Using the listing below, report all lines holding the word "this".

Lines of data
----

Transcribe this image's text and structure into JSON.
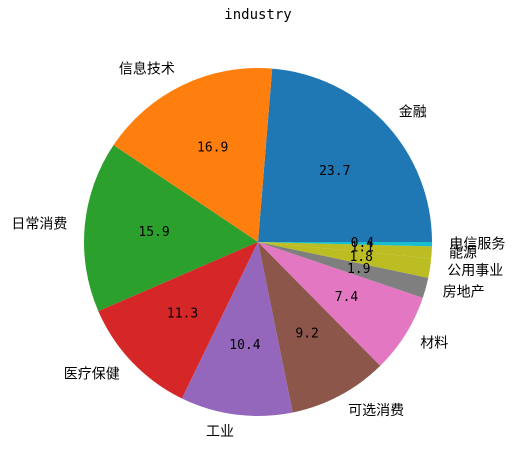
{
  "chart_data": {
    "type": "pie",
    "title": "industry",
    "start_angle_deg": 0,
    "direction": "counterclockwise",
    "slices": [
      {
        "label": "金融",
        "value": 23.7,
        "display": "23.7",
        "color": "#1f77b4"
      },
      {
        "label": "信息技术",
        "value": 16.9,
        "display": "16.9",
        "color": "#ff7f0e"
      },
      {
        "label": "日常消费",
        "value": 15.9,
        "display": "15.9",
        "color": "#2ca02c"
      },
      {
        "label": "医疗保健",
        "value": 11.3,
        "display": "11.3",
        "color": "#d62728"
      },
      {
        "label": "工业",
        "value": 10.4,
        "display": "10.4",
        "color": "#9467bd"
      },
      {
        "label": "可选消费",
        "value": 9.2,
        "display": "9.2",
        "color": "#8c564b"
      },
      {
        "label": "材料",
        "value": 7.4,
        "display": "7.4",
        "color": "#e377c2"
      },
      {
        "label": "房地产",
        "value": 1.9,
        "display": "1.9",
        "color": "#7f7f7f"
      },
      {
        "label": "公用事业",
        "value": 1.8,
        "display": "1.8",
        "color": "#bcbd22"
      },
      {
        "label": "能源",
        "value": 1.1,
        "display": "1.1",
        "color": "#bcbd22"
      },
      {
        "label": "电信服务",
        "value": 0.4,
        "display": "0.4",
        "color": "#17becf"
      }
    ]
  }
}
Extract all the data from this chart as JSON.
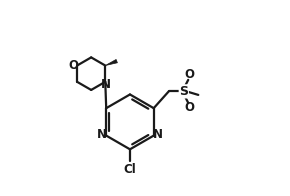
{
  "bg_color": "#ffffff",
  "line_color": "#1a1a1a",
  "line_width": 1.6,
  "figsize": [
    2.9,
    1.96
  ],
  "dpi": 100,
  "xlim": [
    -0.05,
    1.05
  ],
  "ylim": [
    -0.05,
    1.05
  ]
}
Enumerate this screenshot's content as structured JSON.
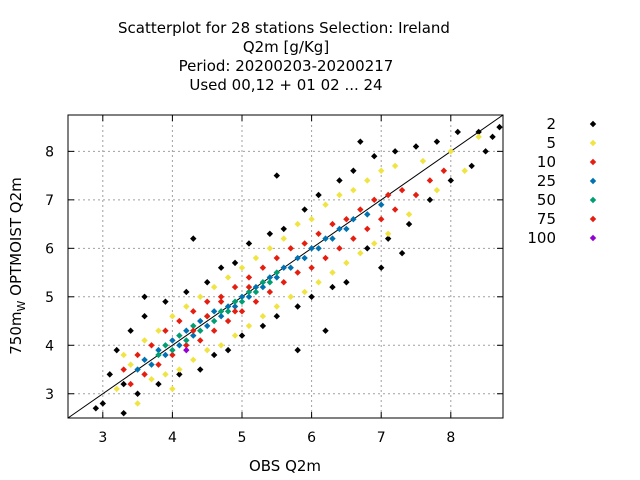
{
  "chart_data": {
    "type": "scatter",
    "title_lines": [
      "Scatterplot for   28 stations Selection: Ireland",
      "Q2m [g/Kg]",
      "Period: 20200203-20200217",
      "Used  00,12  + 01 02 ... 24"
    ],
    "xlabel": "OBS Q2m",
    "ylabel_main": "750m",
    "ylabel_sub": "W",
    "ylabel_rest": " OPTMOIST Q2m",
    "xlim": [
      2.5,
      8.75
    ],
    "ylim": [
      2.5,
      8.75
    ],
    "xticks": [
      3,
      4,
      5,
      6,
      7,
      8
    ],
    "yticks": [
      3,
      4,
      5,
      6,
      7,
      8
    ],
    "grid": true,
    "diagonal_line": true,
    "legend_position": "right",
    "density_classes": [
      {
        "label": "2",
        "color": "#000000"
      },
      {
        "label": "5",
        "color": "#f0e442"
      },
      {
        "label": "10",
        "color": "#e51e10"
      },
      {
        "label": "25",
        "color": "#0072b2"
      },
      {
        "label": "50",
        "color": "#009e73"
      },
      {
        "label": "75",
        "color": "#e51e10"
      },
      {
        "label": "100",
        "color": "#9400d3"
      }
    ],
    "series": [
      {
        "name": "2",
        "color": "#000000",
        "points": [
          [
            3.0,
            2.8
          ],
          [
            3.1,
            3.4
          ],
          [
            3.2,
            3.9
          ],
          [
            3.3,
            3.2
          ],
          [
            3.3,
            2.6
          ],
          [
            3.4,
            4.3
          ],
          [
            3.5,
            3.0
          ],
          [
            3.6,
            4.6
          ],
          [
            3.8,
            3.2
          ],
          [
            3.9,
            4.9
          ],
          [
            4.1,
            3.4
          ],
          [
            4.2,
            5.1
          ],
          [
            4.4,
            3.5
          ],
          [
            4.5,
            5.3
          ],
          [
            4.6,
            3.8
          ],
          [
            4.7,
            5.6
          ],
          [
            4.8,
            3.9
          ],
          [
            4.9,
            5.7
          ],
          [
            5.0,
            4.2
          ],
          [
            5.1,
            6.1
          ],
          [
            5.3,
            4.4
          ],
          [
            5.4,
            6.3
          ],
          [
            5.5,
            4.6
          ],
          [
            5.6,
            6.4
          ],
          [
            5.8,
            4.8
          ],
          [
            5.9,
            6.8
          ],
          [
            6.0,
            5.0
          ],
          [
            6.1,
            7.1
          ],
          [
            6.3,
            5.2
          ],
          [
            6.4,
            7.4
          ],
          [
            6.5,
            5.3
          ],
          [
            6.6,
            7.6
          ],
          [
            6.8,
            6.0
          ],
          [
            6.9,
            7.9
          ],
          [
            7.1,
            6.2
          ],
          [
            7.2,
            8.0
          ],
          [
            7.4,
            6.5
          ],
          [
            7.5,
            8.1
          ],
          [
            7.7,
            7.0
          ],
          [
            7.8,
            8.2
          ],
          [
            8.0,
            7.4
          ],
          [
            8.1,
            8.4
          ],
          [
            8.3,
            7.7
          ],
          [
            8.4,
            8.4
          ],
          [
            8.6,
            8.3
          ],
          [
            8.7,
            8.5
          ],
          [
            4.3,
            6.2
          ],
          [
            5.5,
            7.5
          ],
          [
            6.2,
            4.3
          ],
          [
            7.0,
            5.6
          ],
          [
            3.6,
            5.0
          ],
          [
            5.8,
            3.9
          ],
          [
            6.7,
            8.2
          ],
          [
            7.3,
            5.9
          ],
          [
            2.9,
            2.7
          ],
          [
            8.5,
            8.0
          ]
        ]
      },
      {
        "name": "5",
        "color": "#f0e442",
        "points": [
          [
            3.2,
            3.1
          ],
          [
            3.4,
            3.6
          ],
          [
            3.5,
            2.8
          ],
          [
            3.6,
            4.1
          ],
          [
            3.7,
            3.3
          ],
          [
            3.8,
            4.3
          ],
          [
            3.9,
            3.4
          ],
          [
            4.0,
            4.6
          ],
          [
            4.1,
            3.5
          ],
          [
            4.2,
            4.8
          ],
          [
            4.3,
            3.7
          ],
          [
            4.4,
            5.0
          ],
          [
            4.5,
            3.9
          ],
          [
            4.6,
            5.2
          ],
          [
            4.7,
            4.0
          ],
          [
            4.8,
            5.4
          ],
          [
            4.9,
            4.2
          ],
          [
            5.0,
            5.6
          ],
          [
            5.1,
            4.4
          ],
          [
            5.2,
            5.8
          ],
          [
            5.3,
            4.6
          ],
          [
            5.4,
            6.0
          ],
          [
            5.5,
            4.8
          ],
          [
            5.6,
            6.2
          ],
          [
            5.7,
            5.0
          ],
          [
            5.8,
            6.5
          ],
          [
            5.9,
            5.1
          ],
          [
            6.0,
            6.6
          ],
          [
            6.1,
            5.3
          ],
          [
            6.2,
            6.9
          ],
          [
            6.3,
            5.5
          ],
          [
            6.4,
            7.1
          ],
          [
            6.5,
            5.7
          ],
          [
            6.6,
            7.2
          ],
          [
            6.7,
            5.9
          ],
          [
            6.8,
            7.4
          ],
          [
            6.9,
            6.1
          ],
          [
            7.0,
            7.6
          ],
          [
            7.1,
            6.3
          ],
          [
            7.2,
            7.7
          ],
          [
            7.4,
            6.7
          ],
          [
            7.6,
            7.8
          ],
          [
            7.8,
            7.2
          ],
          [
            8.0,
            8.0
          ],
          [
            8.2,
            7.6
          ],
          [
            8.4,
            8.3
          ],
          [
            3.3,
            3.8
          ],
          [
            4.0,
            3.1
          ]
        ]
      },
      {
        "name": "10",
        "color": "#e51e10",
        "points": [
          [
            3.3,
            3.5
          ],
          [
            3.4,
            3.2
          ],
          [
            3.5,
            3.8
          ],
          [
            3.6,
            3.4
          ],
          [
            3.7,
            4.0
          ],
          [
            3.8,
            3.6
          ],
          [
            3.9,
            4.3
          ],
          [
            4.0,
            3.8
          ],
          [
            4.1,
            4.5
          ],
          [
            4.2,
            4.0
          ],
          [
            4.3,
            4.7
          ],
          [
            4.4,
            4.1
          ],
          [
            4.5,
            4.9
          ],
          [
            4.6,
            4.3
          ],
          [
            4.7,
            5.0
          ],
          [
            4.8,
            4.5
          ],
          [
            4.9,
            5.2
          ],
          [
            5.0,
            4.7
          ],
          [
            5.1,
            5.4
          ],
          [
            5.2,
            4.9
          ],
          [
            5.3,
            5.6
          ],
          [
            5.4,
            5.1
          ],
          [
            5.5,
            5.8
          ],
          [
            5.6,
            5.3
          ],
          [
            5.7,
            6.0
          ],
          [
            5.8,
            5.5
          ],
          [
            5.9,
            6.1
          ],
          [
            6.0,
            5.6
          ],
          [
            6.1,
            6.3
          ],
          [
            6.2,
            5.8
          ],
          [
            6.3,
            6.5
          ],
          [
            6.4,
            6.0
          ],
          [
            6.5,
            6.6
          ],
          [
            6.6,
            6.2
          ],
          [
            6.7,
            6.8
          ],
          [
            6.8,
            6.4
          ],
          [
            6.9,
            7.0
          ],
          [
            7.0,
            6.6
          ],
          [
            7.1,
            7.1
          ],
          [
            7.2,
            6.8
          ],
          [
            7.3,
            7.2
          ],
          [
            7.5,
            7.1
          ],
          [
            7.7,
            7.4
          ],
          [
            7.9,
            7.6
          ]
        ]
      },
      {
        "name": "25",
        "color": "#0072b2",
        "points": [
          [
            3.5,
            3.5
          ],
          [
            3.6,
            3.7
          ],
          [
            3.7,
            3.6
          ],
          [
            3.8,
            3.9
          ],
          [
            3.9,
            3.8
          ],
          [
            4.0,
            4.1
          ],
          [
            4.1,
            4.0
          ],
          [
            4.2,
            4.3
          ],
          [
            4.3,
            4.2
          ],
          [
            4.4,
            4.5
          ],
          [
            4.5,
            4.4
          ],
          [
            4.6,
            4.7
          ],
          [
            4.7,
            4.6
          ],
          [
            4.8,
            4.8
          ],
          [
            4.9,
            4.8
          ],
          [
            5.0,
            5.0
          ],
          [
            5.1,
            5.0
          ],
          [
            5.2,
            5.2
          ],
          [
            5.3,
            5.2
          ],
          [
            5.4,
            5.4
          ],
          [
            5.5,
            5.4
          ],
          [
            5.6,
            5.6
          ],
          [
            5.7,
            5.6
          ],
          [
            5.8,
            5.8
          ],
          [
            5.9,
            5.8
          ],
          [
            6.0,
            6.0
          ],
          [
            6.1,
            6.0
          ],
          [
            6.2,
            6.2
          ],
          [
            6.3,
            6.2
          ],
          [
            6.4,
            6.4
          ],
          [
            6.5,
            6.4
          ],
          [
            6.6,
            6.6
          ],
          [
            6.8,
            6.7
          ],
          [
            7.0,
            6.9
          ]
        ]
      },
      {
        "name": "50",
        "color": "#009e73",
        "points": [
          [
            3.8,
            3.8
          ],
          [
            3.9,
            4.0
          ],
          [
            4.0,
            3.9
          ],
          [
            4.1,
            4.2
          ],
          [
            4.2,
            4.1
          ],
          [
            4.3,
            4.4
          ],
          [
            4.4,
            4.3
          ],
          [
            4.5,
            4.6
          ],
          [
            4.6,
            4.5
          ],
          [
            4.7,
            4.7
          ],
          [
            4.8,
            4.7
          ],
          [
            4.9,
            4.9
          ],
          [
            5.0,
            4.9
          ],
          [
            5.1,
            5.1
          ],
          [
            5.2,
            5.1
          ],
          [
            5.3,
            5.3
          ],
          [
            5.4,
            5.3
          ],
          [
            5.5,
            5.5
          ]
        ]
      },
      {
        "name": "75",
        "color": "#e51e10",
        "points": [
          [
            4.3,
            4.3
          ],
          [
            4.5,
            4.6
          ],
          [
            4.7,
            4.9
          ],
          [
            4.9,
            4.7
          ],
          [
            5.1,
            5.2
          ]
        ]
      },
      {
        "name": "100",
        "color": "#9400d3",
        "points": [
          [
            4.2,
            3.9
          ]
        ]
      }
    ]
  }
}
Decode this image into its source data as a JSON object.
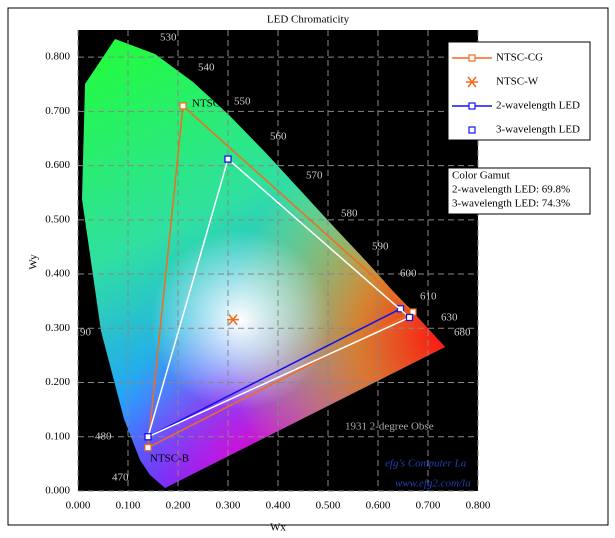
{
  "chart_data": {
    "type": "line",
    "title": "LED Chromaticity",
    "x_label": "Wx",
    "y_label": "Wy",
    "xlim": [
      0,
      0.8
    ],
    "ylim": [
      0,
      0.85
    ],
    "xticks": [
      {
        "value": 0,
        "label": "0.000"
      },
      {
        "value": 0.1,
        "label": "0.100"
      },
      {
        "value": 0.2,
        "label": "0.200"
      },
      {
        "value": 0.3,
        "label": "0.300"
      },
      {
        "value": 0.4,
        "label": "0.400"
      },
      {
        "value": 0.5,
        "label": "0.500"
      },
      {
        "value": 0.6,
        "label": "0.600"
      },
      {
        "value": 0.7,
        "label": "0.700"
      },
      {
        "value": 0.8,
        "label": "0.800"
      }
    ],
    "yticks": [
      {
        "value": 0,
        "label": "0.000"
      },
      {
        "value": 0.1,
        "label": "0.100"
      },
      {
        "value": 0.2,
        "label": "0.200"
      },
      {
        "value": 0.3,
        "label": "0.300"
      },
      {
        "value": 0.4,
        "label": "0.400"
      },
      {
        "value": 0.5,
        "label": "0.500"
      },
      {
        "value": 0.6,
        "label": "0.600"
      },
      {
        "value": 0.7,
        "label": "0.700"
      },
      {
        "value": 0.8,
        "label": "0.800"
      }
    ],
    "grid": true,
    "legend": "upper right",
    "series": [
      {
        "name": "NTSC-CG",
        "color": "#f26c1c",
        "marker": "square",
        "line": true,
        "x": [
          0.21,
          0.67,
          0.14,
          0.21
        ],
        "values": [
          0.71,
          0.33,
          0.08,
          0.71
        ]
      },
      {
        "name": "NTSC-W",
        "color": "#f26c1c",
        "marker": "asterisk",
        "line": false,
        "x": [
          0.31
        ],
        "values": [
          0.316
        ]
      },
      {
        "name": "2-wavelength LED",
        "color": "#1010ee",
        "marker": "square",
        "line": true,
        "x": [
          0.14,
          0.645
        ],
        "values": [
          0.1,
          0.336
        ]
      },
      {
        "name": "3-wavelength LED",
        "color": "#ffffff",
        "marker": "square",
        "line": true,
        "x": [
          0.3,
          0.663,
          0.14,
          0.3
        ],
        "values": [
          0.612,
          0.32,
          0.1,
          0.612
        ]
      }
    ],
    "gamut_box": {
      "title": "Color Gamut",
      "lines": [
        "2-wavelength LED: 69.8%",
        "3-wavelength LED: 74.3%"
      ]
    },
    "locus_labels": [
      "530",
      "540",
      "550",
      "560",
      "570",
      "580",
      "590",
      "600",
      "610",
      "630",
      "680",
      "90",
      "480",
      "470"
    ],
    "annotations": [
      "NTSC-G",
      "NTSC-B",
      "1931 2-degree Obse",
      "efg's Computer La",
      "www.efg2.com/la"
    ]
  }
}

----

Response to the exercise:
Transcribe this image's text and structure into JSON.
Extract all the data from this chart as JSON.
Enumerate this screenshot's content as structured JSON.
Decode this image into its source data as a JSON object.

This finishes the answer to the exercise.